What to produce:
Give the listing again character for character, but drop the images.

(Dataset excerpt)
* * * * * * * * *

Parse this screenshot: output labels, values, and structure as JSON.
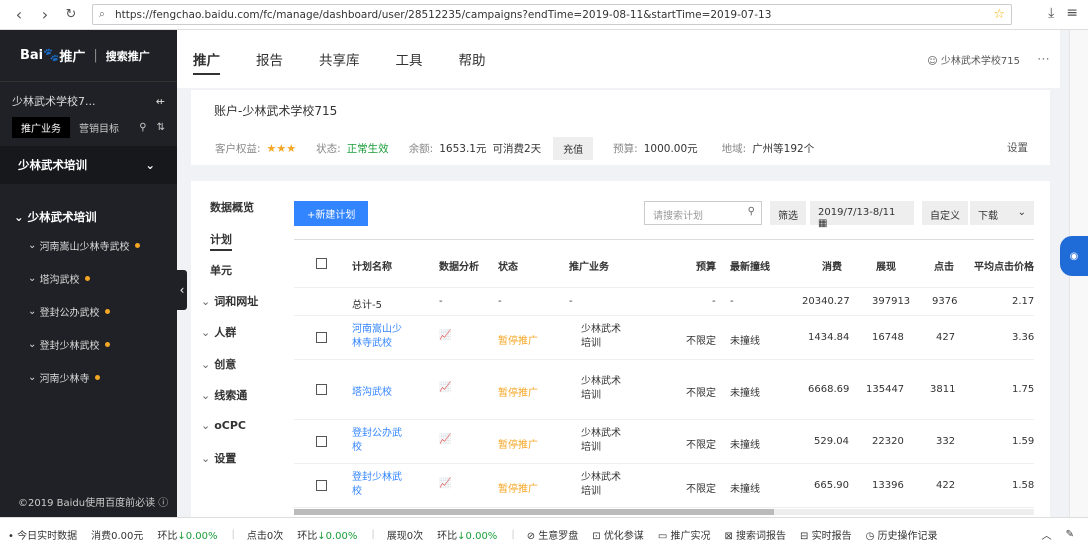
{
  "browser": {
    "url": "https://fengchao.baidu.com/fc/manage/dashboard/user/28512235/campaigns?endTime=2019-08-11&startTime=2019-07-13"
  },
  "sidebar": {
    "brand": "Bai",
    "brand2": "推广",
    "product": "搜索推广",
    "account_short": "少林武术学校7...",
    "tabs": [
      "推广业务",
      "营销目标"
    ],
    "group": "少林武术培训",
    "subgroup": "少林武术培训",
    "items": [
      "河南嵩山少林寺武校",
      "塔沟武校",
      "登封公办武校",
      "登封少林武校",
      "河南少林寺"
    ],
    "footer": "©2019 Baidu使用百度前必读"
  },
  "topnav": {
    "menu": [
      "推广",
      "报告",
      "共享库",
      "工具",
      "帮助"
    ],
    "user": "少林武术学校715"
  },
  "account": {
    "title": "账户-少林武术学校715",
    "rights_label": "客户权益:",
    "status_label": "状态:",
    "status": "正常生效",
    "balance_label": "余额:",
    "balance": "1653.1元",
    "consumable": "可消费2天",
    "recharge": "充值",
    "budget_label": "预算:",
    "budget": "1000.00元",
    "region_label": "地域:",
    "region": "广州等192个",
    "settings": "设置"
  },
  "leftnav": {
    "items": [
      "数据概览",
      "计划",
      "单元",
      "词和网址",
      "人群",
      "创意",
      "线索通",
      "oCPC",
      "设置"
    ]
  },
  "toolbar": {
    "new_plan": "+新建计划",
    "search_placeholder": "请搜索计划",
    "filter": "筛选",
    "daterange": "2019/7/13-8/11",
    "custom": "自定义",
    "download": "下载"
  },
  "table": {
    "headers": [
      "计划名称",
      "数据分析",
      "状态",
      "推广业务",
      "预算",
      "最新撞线",
      "消费",
      "展现",
      "点击",
      "平均点击价格"
    ],
    "total": {
      "name": "总计-5",
      "analysis": "-",
      "status": "-",
      "business": "-",
      "budget": "-",
      "line": "-",
      "cost": "20340.27",
      "impressions": "397913",
      "clicks": "9376",
      "cpc": "2.17"
    },
    "rows": [
      {
        "name1": "河南嵩山少",
        "name2": "林寺武校",
        "status": "暂停推广",
        "biz1": "少林武术",
        "biz2": "培训",
        "budget": "不限定",
        "line": "未撞线",
        "cost": "1434.84",
        "impressions": "16748",
        "clicks": "427",
        "cpc": "3.36"
      },
      {
        "name1": "塔沟武校",
        "name2": "",
        "status": "暂停推广",
        "biz1": "少林武术",
        "biz2": "培训",
        "budget": "不限定",
        "line": "未撞线",
        "cost": "6668.69",
        "impressions": "135447",
        "clicks": "3811",
        "cpc": "1.75"
      },
      {
        "name1": "登封公办武",
        "name2": "校",
        "status": "暂停推广",
        "biz1": "少林武术",
        "biz2": "培训",
        "budget": "不限定",
        "line": "未撞线",
        "cost": "529.04",
        "impressions": "22320",
        "clicks": "332",
        "cpc": "1.59"
      },
      {
        "name1": "登封少林武",
        "name2": "校",
        "status": "暂停推广",
        "biz1": "少林武术",
        "biz2": "培训",
        "budget": "不限定",
        "line": "未撞线",
        "cost": "665.90",
        "impressions": "13396",
        "clicks": "422",
        "cpc": "1.58"
      }
    ]
  },
  "statusbar": {
    "realtime": "今日实时数据",
    "cost": "消费0.00元",
    "ratio1": "环比",
    "ratio1v": "↓0.00%",
    "clicks": "点击0次",
    "ratio2": "环比",
    "ratio2v": "↓0.00%",
    "impr": "展现0次",
    "ratio3": "环比",
    "ratio3v": "↓0.00%",
    "tools": [
      "生意罗盘",
      "优化参谋",
      "推广实况",
      "搜索词报告",
      "实时报告",
      "历史操作记录"
    ]
  }
}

* * * * * * * * *

Expected output:
Parse this screenshot: output labels, values, and structure as JSON.
{
  "browser": {
    "url": "https://fengchao.baidu.com/fc/manage/dashboard/user/28512235/campaigns?endTime=2019-08-11&startTime=2019-07-13"
  },
  "sidebar": {
    "brand": "Bai",
    "brand2": "推广",
    "product": "搜索推广",
    "account_short": "少林武术学校7...",
    "tabs": [
      "推广业务",
      "营销目标"
    ],
    "group": "少林武术培训",
    "subgroup": "少林武术培训",
    "items": [
      "河南嵩山少林寺武校",
      "塔沟武校",
      "登封公办武校",
      "登封少林武校",
      "河南少林寺"
    ],
    "footer": "©2019 Baidu使用百度前必读"
  },
  "topnav": {
    "menu": [
      "推广",
      "报告",
      "共享库",
      "工具",
      "帮助"
    ],
    "user": "少林武术学校715"
  },
  "account": {
    "title": "账户-少林武术学校715",
    "rights_label": "客户权益:",
    "status_label": "状态:",
    "status": "正常生效",
    "balance_label": "余额:",
    "balance": "1653.1元",
    "consumable": "可消费2天",
    "recharge": "充值",
    "budget_label": "预算:",
    "budget": "1000.00元",
    "region_label": "地域:",
    "region": "广州等192个",
    "settings": "设置"
  },
  "leftnav": {
    "items": [
      "数据概览",
      "计划",
      "单元",
      "词和网址",
      "人群",
      "创意",
      "线索通",
      "oCPC",
      "设置"
    ]
  },
  "toolbar": {
    "new_plan": "+新建计划",
    "search_placeholder": "请搜索计划",
    "filter": "筛选",
    "daterange": "2019/7/13-8/11",
    "custom": "自定义",
    "download": "下载"
  },
  "table": {
    "headers": [
      "计划名称",
      "数据分析",
      "状态",
      "推广业务",
      "预算",
      "最新撞线",
      "消费",
      "展现",
      "点击",
      "平均点击价格"
    ],
    "total": {
      "name": "总计-5",
      "analysis": "-",
      "status": "-",
      "business": "-",
      "budget": "-",
      "line": "-",
      "cost": "20340.27",
      "impressions": "397913",
      "clicks": "9376",
      "cpc": "2.17"
    },
    "rows": [
      {
        "name1": "河南嵩山少",
        "name2": "林寺武校",
        "status": "暂停推广",
        "biz1": "少林武术",
        "biz2": "培训",
        "budget": "不限定",
        "line": "未撞线",
        "cost": "1434.84",
        "impressions": "16748",
        "clicks": "427",
        "cpc": "3.36"
      },
      {
        "name1": "塔沟武校",
        "name2": "",
        "status": "暂停推广",
        "biz1": "少林武术",
        "biz2": "培训",
        "budget": "不限定",
        "line": "未撞线",
        "cost": "6668.69",
        "impressions": "135447",
        "clicks": "3811",
        "cpc": "1.75"
      },
      {
        "name1": "登封公办武",
        "name2": "校",
        "status": "暂停推广",
        "biz1": "少林武术",
        "biz2": "培训",
        "budget": "不限定",
        "line": "未撞线",
        "cost": "529.04",
        "impressions": "22320",
        "clicks": "332",
        "cpc": "1.59"
      },
      {
        "name1": "登封少林武",
        "name2": "校",
        "status": "暂停推广",
        "biz1": "少林武术",
        "biz2": "培训",
        "budget": "不限定",
        "line": "未撞线",
        "cost": "665.90",
        "impressions": "13396",
        "clicks": "422",
        "cpc": "1.58"
      }
    ]
  },
  "statusbar": {
    "realtime": "今日实时数据",
    "cost": "消费0.00元",
    "ratio1": "环比",
    "ratio1v": "↓0.00%",
    "clicks": "点击0次",
    "ratio2": "环比",
    "ratio2v": "↓0.00%",
    "impr": "展现0次",
    "ratio3": "环比",
    "ratio3v": "↓0.00%",
    "tools": [
      "生意罗盘",
      "优化参谋",
      "推广实况",
      "搜索词报告",
      "实时报告",
      "历史操作记录"
    ]
  }
}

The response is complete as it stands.